What you will do>
Which lines below hold the word "contain"? Report each one.

==========

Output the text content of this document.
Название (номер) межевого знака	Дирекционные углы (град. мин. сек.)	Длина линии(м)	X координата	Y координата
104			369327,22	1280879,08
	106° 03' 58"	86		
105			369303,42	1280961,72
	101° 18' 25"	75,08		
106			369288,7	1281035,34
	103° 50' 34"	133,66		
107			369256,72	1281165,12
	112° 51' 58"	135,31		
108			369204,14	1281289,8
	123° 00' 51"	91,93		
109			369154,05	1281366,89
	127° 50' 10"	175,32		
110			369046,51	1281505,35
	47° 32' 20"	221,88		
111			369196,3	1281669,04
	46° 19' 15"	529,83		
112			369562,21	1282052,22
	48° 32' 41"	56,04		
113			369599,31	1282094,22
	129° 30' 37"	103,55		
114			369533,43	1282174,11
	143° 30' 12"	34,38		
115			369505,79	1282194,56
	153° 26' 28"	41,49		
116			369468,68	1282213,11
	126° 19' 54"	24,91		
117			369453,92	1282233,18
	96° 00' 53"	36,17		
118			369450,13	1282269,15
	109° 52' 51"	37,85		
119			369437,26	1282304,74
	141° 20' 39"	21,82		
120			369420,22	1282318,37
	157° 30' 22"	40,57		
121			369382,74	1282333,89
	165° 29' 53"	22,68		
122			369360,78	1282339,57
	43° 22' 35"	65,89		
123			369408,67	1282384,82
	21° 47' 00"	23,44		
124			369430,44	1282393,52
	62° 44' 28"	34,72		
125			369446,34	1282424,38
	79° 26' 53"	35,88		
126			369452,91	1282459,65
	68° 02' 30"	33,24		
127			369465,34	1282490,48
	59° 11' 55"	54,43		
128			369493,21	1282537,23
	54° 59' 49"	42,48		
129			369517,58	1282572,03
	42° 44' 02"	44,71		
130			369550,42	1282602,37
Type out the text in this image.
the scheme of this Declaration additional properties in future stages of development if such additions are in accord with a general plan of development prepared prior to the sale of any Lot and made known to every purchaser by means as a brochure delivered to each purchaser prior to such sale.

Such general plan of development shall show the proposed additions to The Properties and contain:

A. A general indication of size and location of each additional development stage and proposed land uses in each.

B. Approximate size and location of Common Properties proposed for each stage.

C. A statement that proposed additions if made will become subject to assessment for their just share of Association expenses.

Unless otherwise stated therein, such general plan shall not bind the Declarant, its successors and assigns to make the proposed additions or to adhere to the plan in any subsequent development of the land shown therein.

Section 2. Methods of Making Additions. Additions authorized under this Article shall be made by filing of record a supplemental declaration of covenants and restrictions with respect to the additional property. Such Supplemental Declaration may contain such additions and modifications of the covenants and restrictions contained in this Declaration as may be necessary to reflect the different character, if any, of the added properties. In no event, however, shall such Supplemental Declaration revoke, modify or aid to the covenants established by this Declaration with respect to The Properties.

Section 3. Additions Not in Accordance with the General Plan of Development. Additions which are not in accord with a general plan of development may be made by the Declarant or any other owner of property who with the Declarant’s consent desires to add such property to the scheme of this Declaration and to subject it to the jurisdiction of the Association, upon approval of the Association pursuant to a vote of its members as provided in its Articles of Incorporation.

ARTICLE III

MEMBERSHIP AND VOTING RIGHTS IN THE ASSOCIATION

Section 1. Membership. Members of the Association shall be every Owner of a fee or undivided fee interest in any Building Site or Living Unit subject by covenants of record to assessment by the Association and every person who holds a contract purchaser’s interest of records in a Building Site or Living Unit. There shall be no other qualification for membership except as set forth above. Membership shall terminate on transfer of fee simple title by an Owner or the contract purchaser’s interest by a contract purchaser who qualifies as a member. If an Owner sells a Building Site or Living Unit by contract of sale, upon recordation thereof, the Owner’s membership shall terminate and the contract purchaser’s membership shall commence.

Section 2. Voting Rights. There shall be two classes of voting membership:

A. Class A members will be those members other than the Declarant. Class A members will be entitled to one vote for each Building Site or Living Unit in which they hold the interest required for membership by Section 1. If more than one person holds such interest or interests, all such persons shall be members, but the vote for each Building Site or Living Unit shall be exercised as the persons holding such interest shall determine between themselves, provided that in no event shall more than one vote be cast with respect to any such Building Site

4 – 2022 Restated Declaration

==========

Solved problem>
Such general plan of development shall show the proposed additions to The Properties and contain:
Section 2. Methods of Making Additions. Additions authorized under this Article shall be made by filing of record a supplemental declaration of covenants and restrictions with respect to the additional property. Such Supplemental Declaration may contain such additions and modifications of the covenants and restrictions contained in this Declaration as may be necessary to reflect the different character, if any, of the added properties. In no event, however, shall such Supplemental Declaration revoke, modify or aid to the covenants established by this Declaration with respect to The Properties.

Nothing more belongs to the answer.